_WHAT YOU HAVE TO DO_
What is the number of lines in the data that hold the string "size"? Reply with that number only.

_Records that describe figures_
=======

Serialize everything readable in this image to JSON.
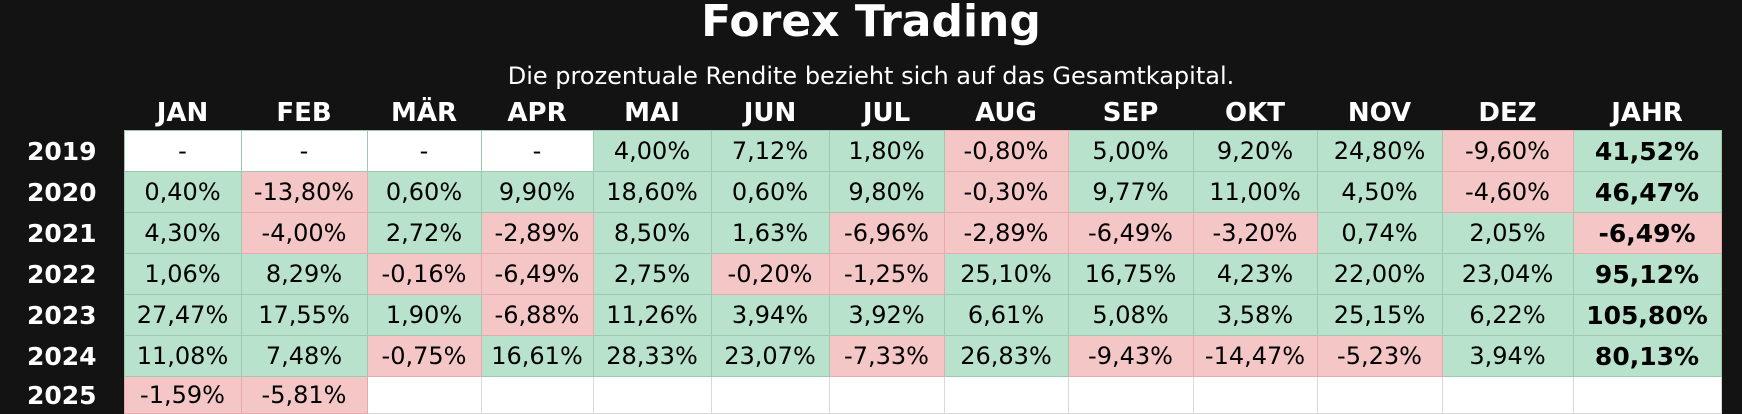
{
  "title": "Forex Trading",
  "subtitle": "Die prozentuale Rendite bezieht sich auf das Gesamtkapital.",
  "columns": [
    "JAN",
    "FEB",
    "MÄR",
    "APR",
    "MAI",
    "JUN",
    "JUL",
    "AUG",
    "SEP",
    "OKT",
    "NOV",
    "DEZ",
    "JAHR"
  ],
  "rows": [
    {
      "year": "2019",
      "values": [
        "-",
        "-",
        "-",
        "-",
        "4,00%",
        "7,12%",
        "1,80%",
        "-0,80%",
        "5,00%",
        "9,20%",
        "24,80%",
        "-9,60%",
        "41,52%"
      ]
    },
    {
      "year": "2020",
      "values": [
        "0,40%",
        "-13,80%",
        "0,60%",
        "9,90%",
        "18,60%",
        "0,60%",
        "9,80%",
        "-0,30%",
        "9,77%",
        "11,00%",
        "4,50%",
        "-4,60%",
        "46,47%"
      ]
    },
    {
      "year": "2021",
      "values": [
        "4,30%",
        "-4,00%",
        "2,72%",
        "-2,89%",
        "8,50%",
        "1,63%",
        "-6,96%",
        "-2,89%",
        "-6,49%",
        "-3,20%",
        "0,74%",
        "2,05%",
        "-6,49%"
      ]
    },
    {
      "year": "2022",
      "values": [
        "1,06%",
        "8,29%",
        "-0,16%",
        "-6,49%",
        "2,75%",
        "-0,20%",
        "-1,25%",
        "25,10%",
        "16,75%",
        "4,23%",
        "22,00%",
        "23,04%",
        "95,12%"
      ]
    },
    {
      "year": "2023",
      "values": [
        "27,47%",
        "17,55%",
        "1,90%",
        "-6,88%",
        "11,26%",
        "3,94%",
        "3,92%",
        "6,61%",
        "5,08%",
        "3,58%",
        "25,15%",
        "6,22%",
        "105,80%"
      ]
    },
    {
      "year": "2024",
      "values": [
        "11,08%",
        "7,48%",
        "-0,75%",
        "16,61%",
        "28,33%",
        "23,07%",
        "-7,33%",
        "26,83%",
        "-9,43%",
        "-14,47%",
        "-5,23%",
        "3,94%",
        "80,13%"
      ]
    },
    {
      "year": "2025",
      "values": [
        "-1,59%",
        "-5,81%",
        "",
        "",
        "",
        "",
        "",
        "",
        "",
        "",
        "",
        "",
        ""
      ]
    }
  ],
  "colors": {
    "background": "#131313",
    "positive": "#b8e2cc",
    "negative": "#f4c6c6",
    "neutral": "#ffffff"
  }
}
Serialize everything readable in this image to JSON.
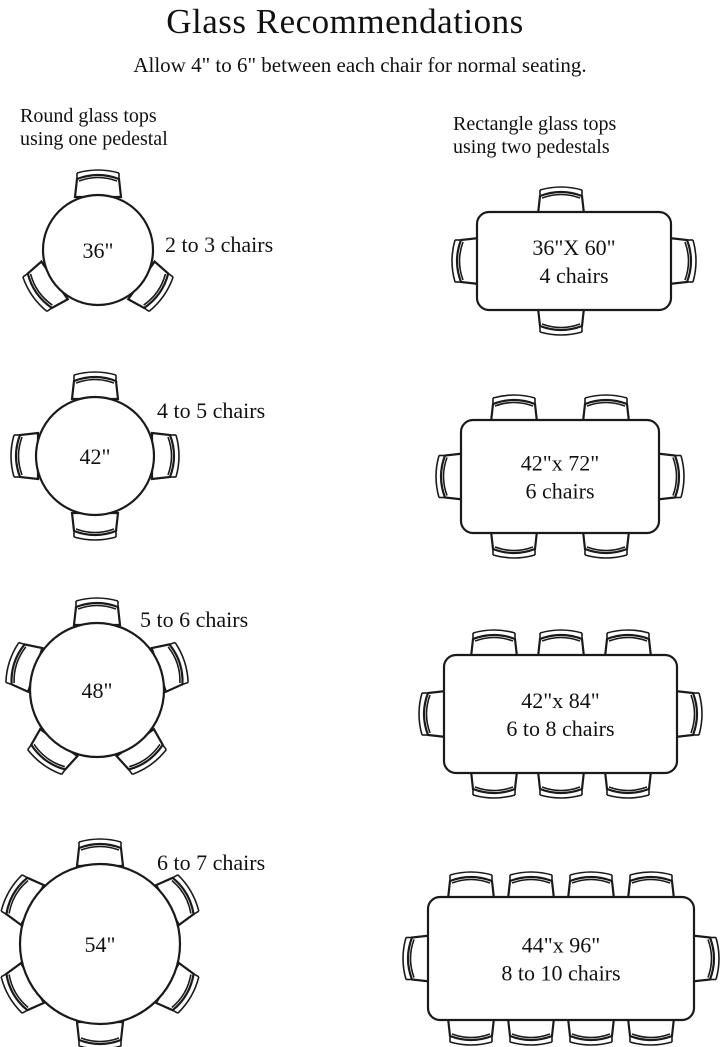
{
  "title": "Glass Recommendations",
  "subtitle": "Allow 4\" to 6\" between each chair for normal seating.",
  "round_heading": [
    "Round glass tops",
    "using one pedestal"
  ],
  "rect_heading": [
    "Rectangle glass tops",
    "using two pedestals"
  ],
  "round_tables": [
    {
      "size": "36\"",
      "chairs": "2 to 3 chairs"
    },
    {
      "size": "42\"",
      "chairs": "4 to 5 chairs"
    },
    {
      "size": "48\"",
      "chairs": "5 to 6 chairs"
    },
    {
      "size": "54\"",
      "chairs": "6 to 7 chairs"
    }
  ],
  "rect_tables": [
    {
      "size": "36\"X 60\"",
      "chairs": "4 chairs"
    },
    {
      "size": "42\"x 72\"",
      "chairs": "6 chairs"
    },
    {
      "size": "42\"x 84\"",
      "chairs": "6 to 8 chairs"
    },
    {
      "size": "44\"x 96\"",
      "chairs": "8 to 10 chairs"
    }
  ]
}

=======

_CORRECT RESPONSE_
8